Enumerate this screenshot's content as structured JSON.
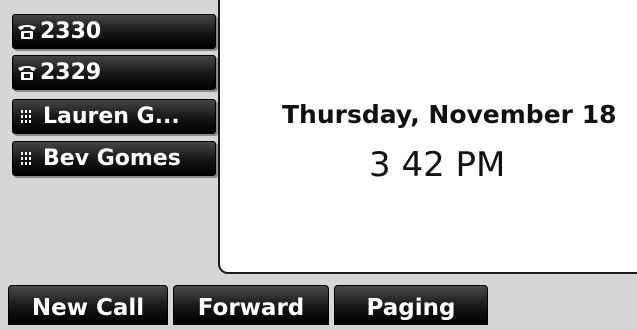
{
  "line_keys": [
    {
      "label": "2330",
      "icon": "phone-icon"
    },
    {
      "label": "2329",
      "icon": "phone-icon"
    },
    {
      "label": "Lauren G...",
      "icon": "speed-dial-grid-icon"
    },
    {
      "label": "Bev Gomes",
      "icon": "speed-dial-grid-icon"
    }
  ],
  "main": {
    "date": "Thursday, November 18",
    "time": "3 42 PM"
  },
  "soft_keys": [
    {
      "label": "New Call"
    },
    {
      "label": "Forward"
    },
    {
      "label": "Paging"
    }
  ],
  "colors": {
    "key_background": "#1a1a1a",
    "panel_background": "#ffffff",
    "screen_background": "#d6d6d6"
  }
}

### Given task
Give back the entries verbatim. Do not include any picture.

### Result below
Enumerate this screenshot's content as structured JSON.
{
  "line_keys": [
    {
      "label": "2330",
      "icon": "phone-icon"
    },
    {
      "label": "2329",
      "icon": "phone-icon"
    },
    {
      "label": "Lauren G...",
      "icon": "speed-dial-grid-icon"
    },
    {
      "label": "Bev Gomes",
      "icon": "speed-dial-grid-icon"
    }
  ],
  "main": {
    "date": "Thursday, November 18",
    "time": "3 42 PM"
  },
  "soft_keys": [
    {
      "label": "New Call"
    },
    {
      "label": "Forward"
    },
    {
      "label": "Paging"
    }
  ],
  "colors": {
    "key_background": "#1a1a1a",
    "panel_background": "#ffffff",
    "screen_background": "#d6d6d6"
  }
}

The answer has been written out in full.